--- Begin Provided entries ---
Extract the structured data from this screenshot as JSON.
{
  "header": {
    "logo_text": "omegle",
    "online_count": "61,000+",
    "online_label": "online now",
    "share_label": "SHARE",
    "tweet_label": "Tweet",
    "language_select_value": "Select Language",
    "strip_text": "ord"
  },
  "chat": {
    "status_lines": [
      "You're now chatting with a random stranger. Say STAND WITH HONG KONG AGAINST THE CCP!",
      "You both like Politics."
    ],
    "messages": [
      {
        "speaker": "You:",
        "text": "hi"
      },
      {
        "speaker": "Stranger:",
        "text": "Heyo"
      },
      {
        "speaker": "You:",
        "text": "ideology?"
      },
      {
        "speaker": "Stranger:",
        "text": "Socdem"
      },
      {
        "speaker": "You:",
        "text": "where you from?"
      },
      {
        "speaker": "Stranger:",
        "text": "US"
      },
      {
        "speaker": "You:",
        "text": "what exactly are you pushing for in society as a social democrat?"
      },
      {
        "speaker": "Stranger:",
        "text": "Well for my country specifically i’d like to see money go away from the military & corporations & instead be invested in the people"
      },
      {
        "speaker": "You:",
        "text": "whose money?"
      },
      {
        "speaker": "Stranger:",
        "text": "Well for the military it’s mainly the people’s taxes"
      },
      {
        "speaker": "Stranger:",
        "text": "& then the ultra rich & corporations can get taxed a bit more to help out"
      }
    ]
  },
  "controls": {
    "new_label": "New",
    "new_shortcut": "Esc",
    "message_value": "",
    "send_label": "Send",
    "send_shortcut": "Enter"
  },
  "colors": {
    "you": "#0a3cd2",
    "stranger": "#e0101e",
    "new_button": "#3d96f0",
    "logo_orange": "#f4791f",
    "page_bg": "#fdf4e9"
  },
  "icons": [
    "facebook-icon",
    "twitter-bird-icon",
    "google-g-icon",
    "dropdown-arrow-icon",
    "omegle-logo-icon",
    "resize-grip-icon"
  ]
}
--- End Provided entries ---
Do this: Locate each line containing the string "like" and show it.

Answer to this problem:
      "You both like Politics."
        "text": "Well for my country specifically i’d like to see money go away from the military & corporations & instead be invested in the people"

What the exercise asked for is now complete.